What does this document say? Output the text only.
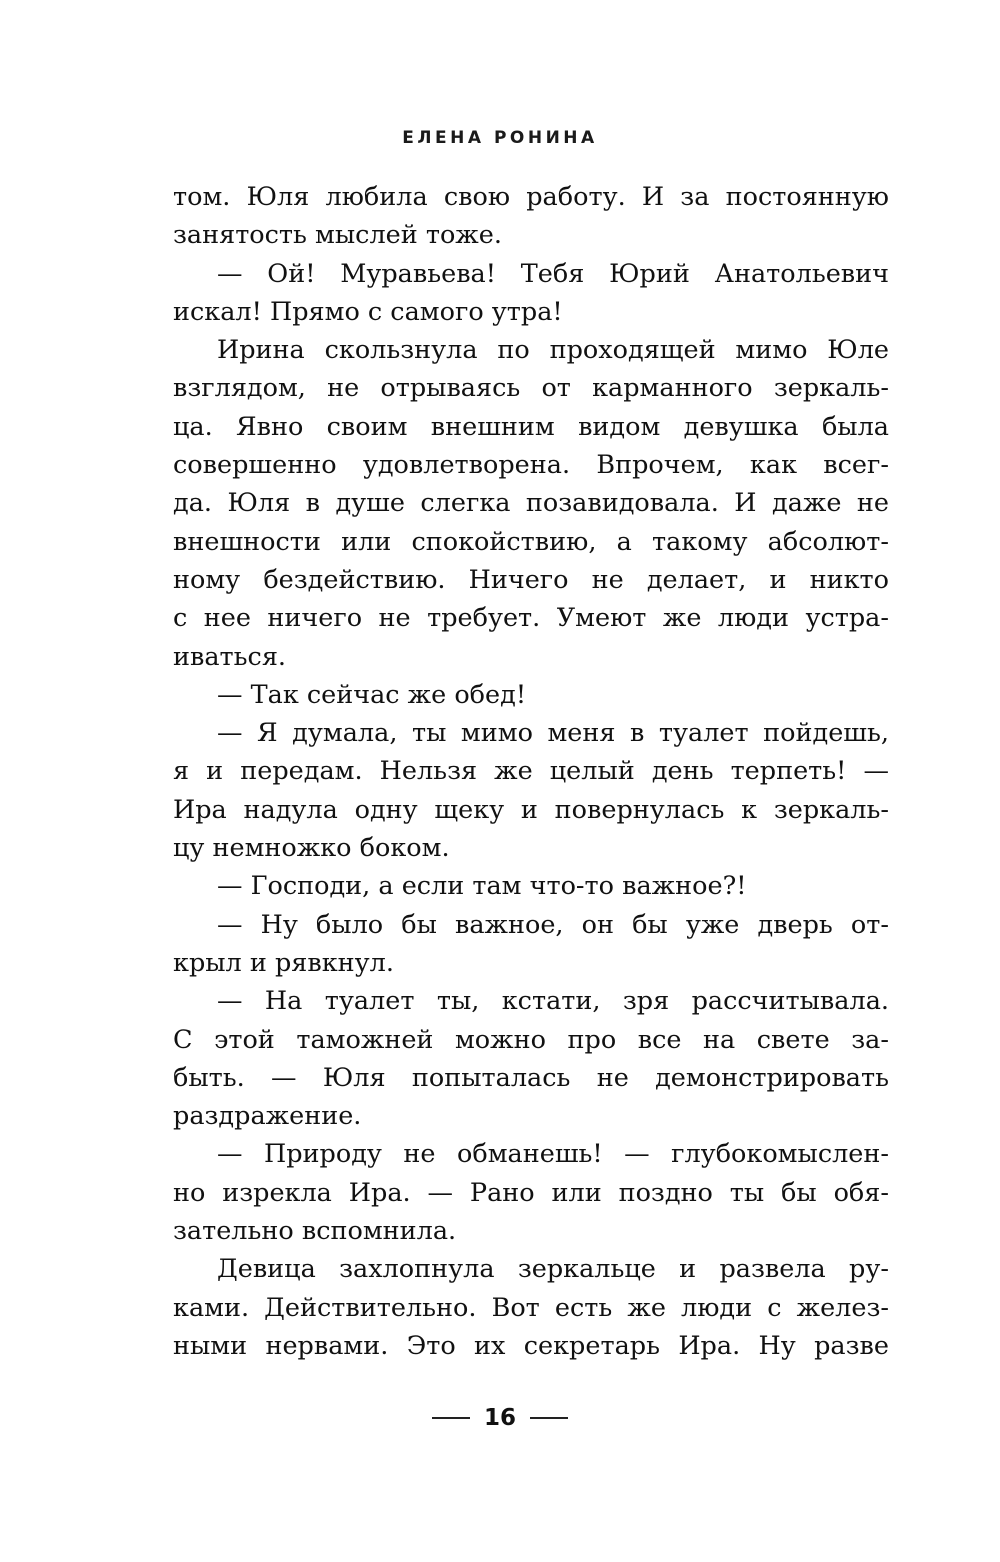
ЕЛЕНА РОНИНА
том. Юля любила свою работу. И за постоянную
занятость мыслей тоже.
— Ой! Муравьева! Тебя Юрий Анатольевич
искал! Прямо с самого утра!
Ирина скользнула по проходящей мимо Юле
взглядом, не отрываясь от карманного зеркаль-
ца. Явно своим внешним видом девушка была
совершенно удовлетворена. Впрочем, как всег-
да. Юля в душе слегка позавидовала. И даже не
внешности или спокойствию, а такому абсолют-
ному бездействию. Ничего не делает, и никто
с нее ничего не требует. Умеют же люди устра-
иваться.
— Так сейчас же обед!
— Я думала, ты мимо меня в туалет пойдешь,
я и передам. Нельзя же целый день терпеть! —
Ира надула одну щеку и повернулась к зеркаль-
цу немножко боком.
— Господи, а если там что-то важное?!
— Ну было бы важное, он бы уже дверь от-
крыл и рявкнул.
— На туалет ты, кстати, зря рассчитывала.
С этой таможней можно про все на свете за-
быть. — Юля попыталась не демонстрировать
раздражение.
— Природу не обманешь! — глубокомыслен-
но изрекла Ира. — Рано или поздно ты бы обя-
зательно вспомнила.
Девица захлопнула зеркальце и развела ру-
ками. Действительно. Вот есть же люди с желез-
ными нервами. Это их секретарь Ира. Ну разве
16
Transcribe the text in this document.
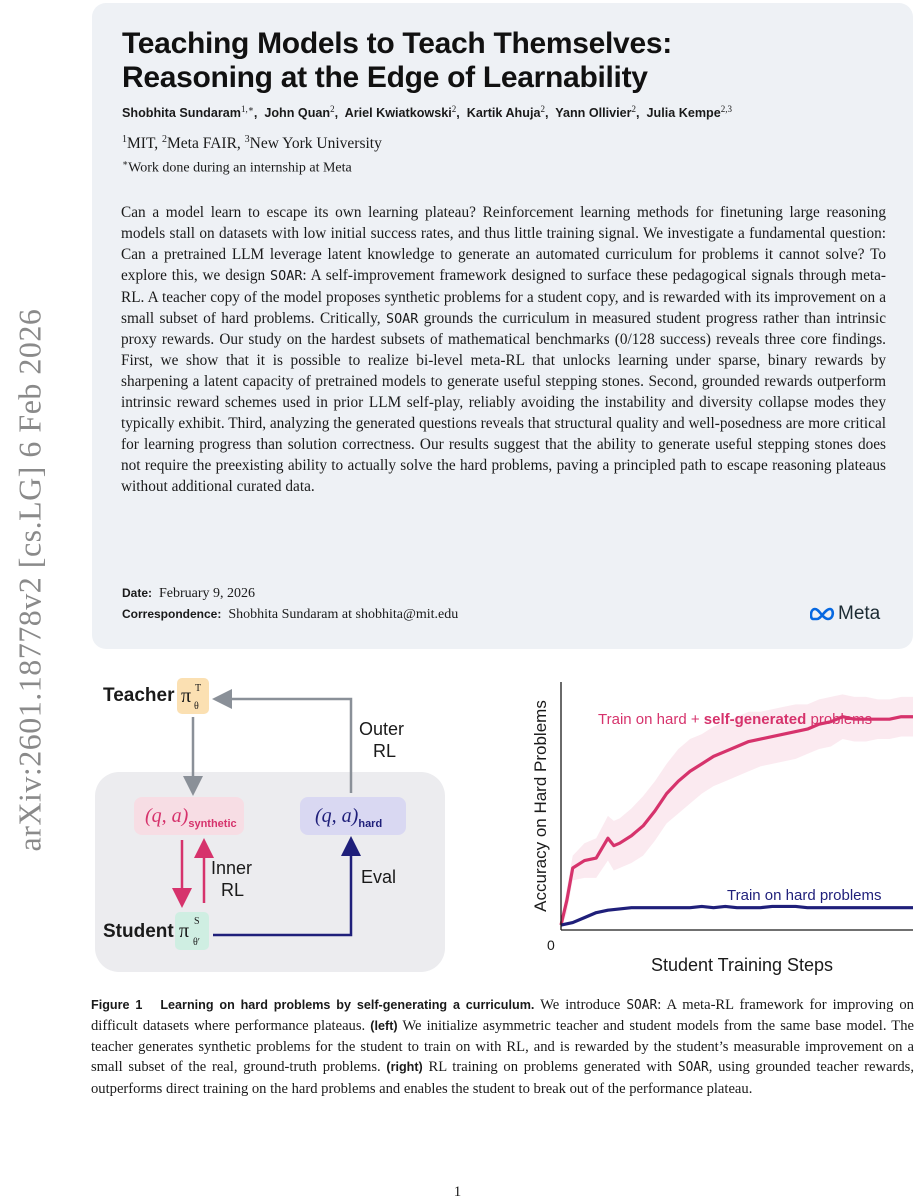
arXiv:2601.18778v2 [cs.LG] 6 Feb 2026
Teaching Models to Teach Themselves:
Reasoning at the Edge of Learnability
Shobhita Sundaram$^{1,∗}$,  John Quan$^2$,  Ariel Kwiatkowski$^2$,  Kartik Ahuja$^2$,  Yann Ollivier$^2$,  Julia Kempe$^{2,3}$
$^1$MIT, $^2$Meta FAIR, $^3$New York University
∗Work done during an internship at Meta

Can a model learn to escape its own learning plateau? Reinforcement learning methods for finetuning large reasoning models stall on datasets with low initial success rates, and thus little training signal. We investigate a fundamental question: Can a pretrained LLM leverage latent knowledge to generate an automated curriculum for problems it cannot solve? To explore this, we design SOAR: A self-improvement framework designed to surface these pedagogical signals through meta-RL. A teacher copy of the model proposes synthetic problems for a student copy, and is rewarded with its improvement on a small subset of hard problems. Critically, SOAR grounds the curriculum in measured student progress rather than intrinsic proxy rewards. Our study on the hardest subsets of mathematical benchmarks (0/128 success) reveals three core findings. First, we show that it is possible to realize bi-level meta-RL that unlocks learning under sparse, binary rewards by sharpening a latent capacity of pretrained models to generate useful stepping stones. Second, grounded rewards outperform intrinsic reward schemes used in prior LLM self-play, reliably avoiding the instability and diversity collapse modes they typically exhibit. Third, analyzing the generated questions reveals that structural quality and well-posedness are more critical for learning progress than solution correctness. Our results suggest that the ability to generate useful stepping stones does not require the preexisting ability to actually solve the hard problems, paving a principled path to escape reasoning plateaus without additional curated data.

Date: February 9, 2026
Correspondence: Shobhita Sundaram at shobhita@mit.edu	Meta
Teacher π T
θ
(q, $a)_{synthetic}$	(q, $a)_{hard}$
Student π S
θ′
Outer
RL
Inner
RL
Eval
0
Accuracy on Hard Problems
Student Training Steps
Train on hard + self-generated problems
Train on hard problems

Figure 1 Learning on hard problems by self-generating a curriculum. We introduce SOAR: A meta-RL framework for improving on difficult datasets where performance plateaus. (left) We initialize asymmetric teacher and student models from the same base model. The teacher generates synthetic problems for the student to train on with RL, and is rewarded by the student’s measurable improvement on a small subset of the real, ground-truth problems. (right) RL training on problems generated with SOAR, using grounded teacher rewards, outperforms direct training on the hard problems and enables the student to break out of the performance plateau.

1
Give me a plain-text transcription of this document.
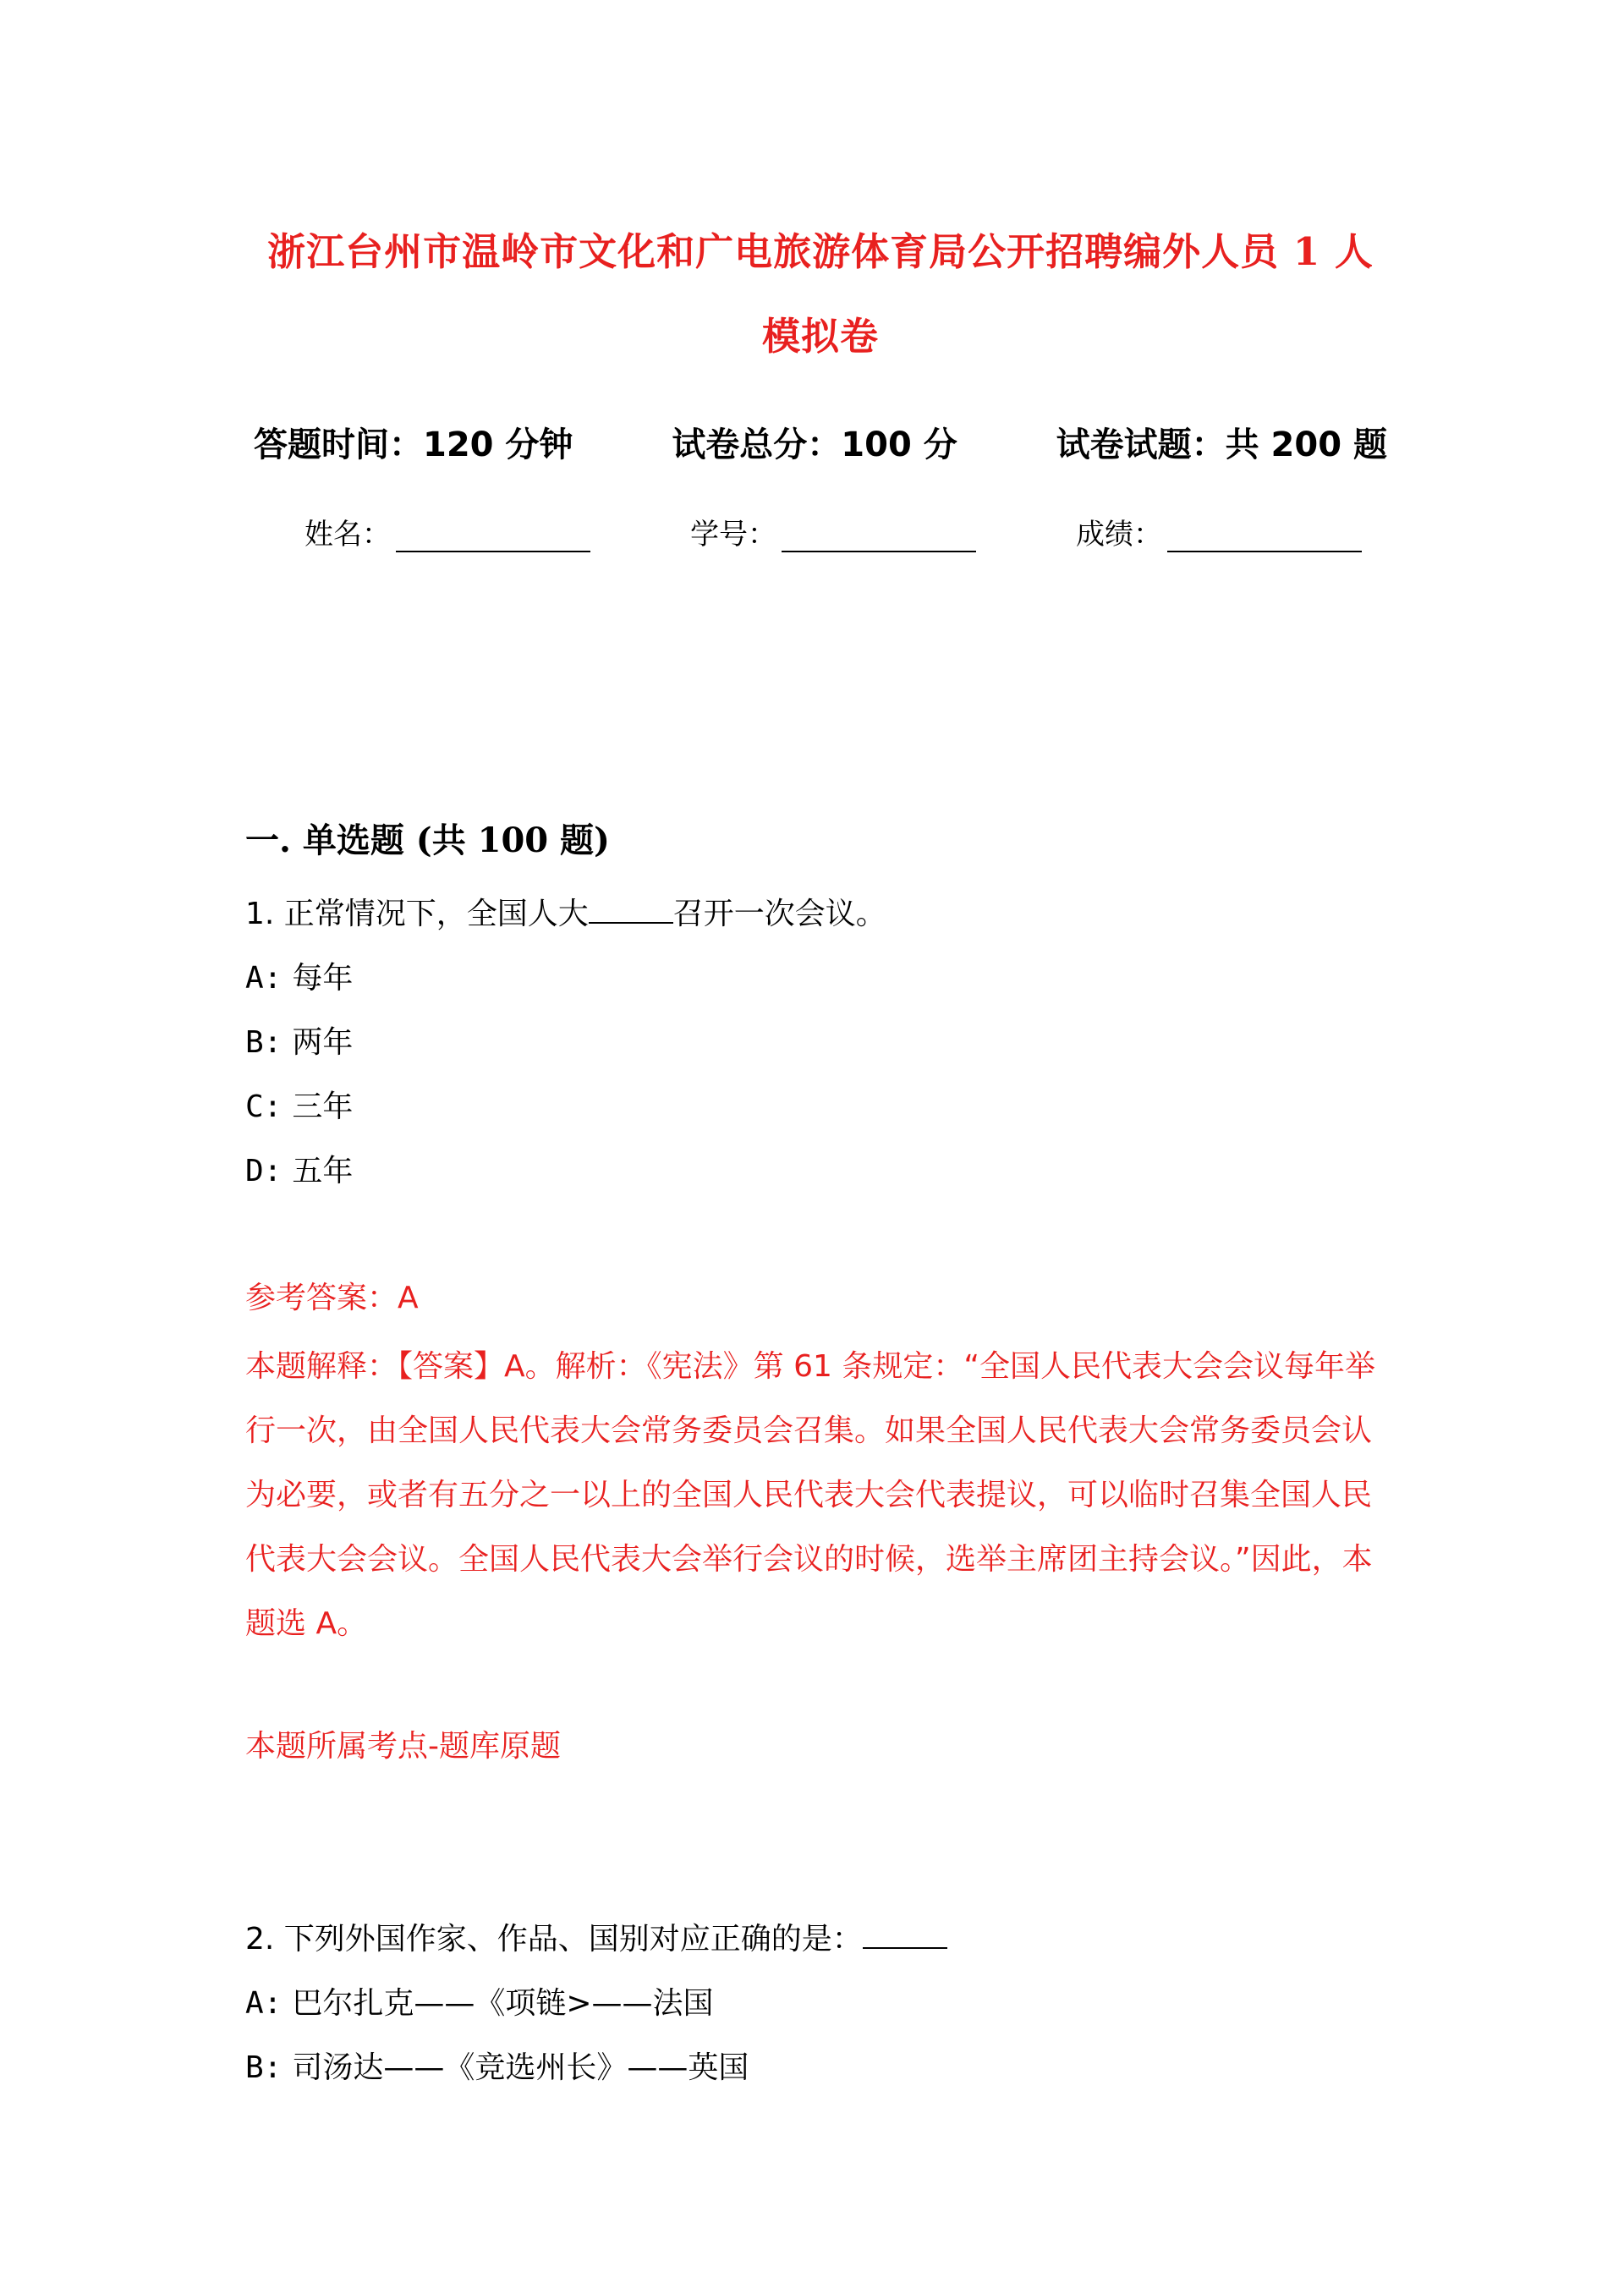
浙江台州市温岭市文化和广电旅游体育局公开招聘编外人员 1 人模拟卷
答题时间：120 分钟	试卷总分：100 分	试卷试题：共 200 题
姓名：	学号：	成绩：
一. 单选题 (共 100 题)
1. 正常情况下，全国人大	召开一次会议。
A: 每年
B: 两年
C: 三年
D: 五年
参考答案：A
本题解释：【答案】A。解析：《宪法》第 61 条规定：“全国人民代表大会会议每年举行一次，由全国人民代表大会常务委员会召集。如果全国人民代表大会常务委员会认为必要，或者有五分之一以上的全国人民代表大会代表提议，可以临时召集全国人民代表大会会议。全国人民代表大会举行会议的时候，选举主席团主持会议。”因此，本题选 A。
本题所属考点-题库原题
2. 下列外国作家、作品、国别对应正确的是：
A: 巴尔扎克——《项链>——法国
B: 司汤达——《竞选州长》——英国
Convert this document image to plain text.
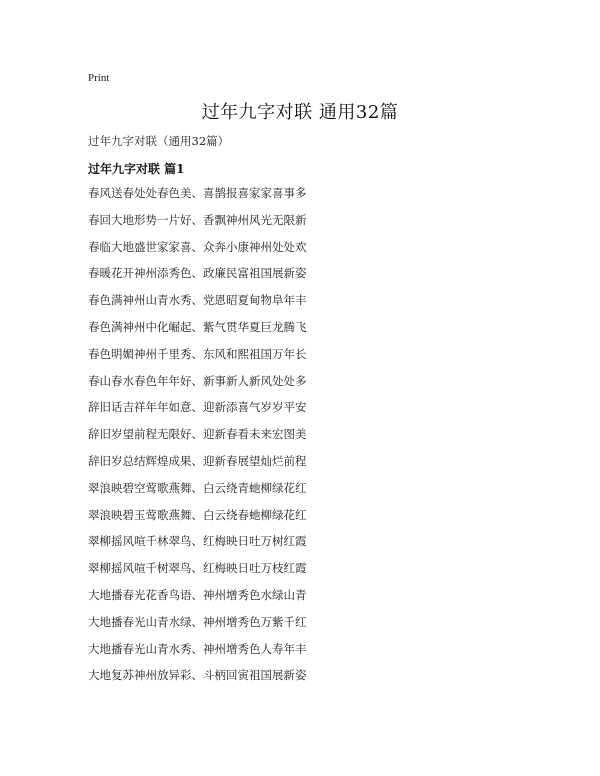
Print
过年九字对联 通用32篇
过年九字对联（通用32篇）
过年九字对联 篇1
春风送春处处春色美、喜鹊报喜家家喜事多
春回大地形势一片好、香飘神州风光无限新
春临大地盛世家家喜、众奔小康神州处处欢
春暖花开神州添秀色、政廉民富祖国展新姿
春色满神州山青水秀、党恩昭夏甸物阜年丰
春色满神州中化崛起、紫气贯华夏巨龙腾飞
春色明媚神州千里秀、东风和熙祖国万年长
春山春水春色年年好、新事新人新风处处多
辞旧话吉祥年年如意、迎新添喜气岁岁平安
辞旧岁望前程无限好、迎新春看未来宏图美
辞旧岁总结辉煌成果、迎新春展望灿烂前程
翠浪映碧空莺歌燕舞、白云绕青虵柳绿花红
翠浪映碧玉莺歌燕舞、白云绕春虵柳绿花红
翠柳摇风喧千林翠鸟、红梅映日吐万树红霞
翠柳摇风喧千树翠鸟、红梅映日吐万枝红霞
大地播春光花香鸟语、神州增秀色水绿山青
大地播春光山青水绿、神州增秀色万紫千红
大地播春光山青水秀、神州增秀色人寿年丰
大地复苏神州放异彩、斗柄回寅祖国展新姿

Exercise objective: Check each line above for the string "Sundaram" and show the ones that have it.

Answer:
Shobhita Sundaram$^{1,∗}$,  John Quan$^2$,  Ariel Kwiatkowski$^2$,  Kartik Ahuja$^2$,  Yann Ollivier$^2$,  Julia Kempe$^{2,3}$
Correspondence: Shobhita Sundaram at shobhita@mit.edu	Meta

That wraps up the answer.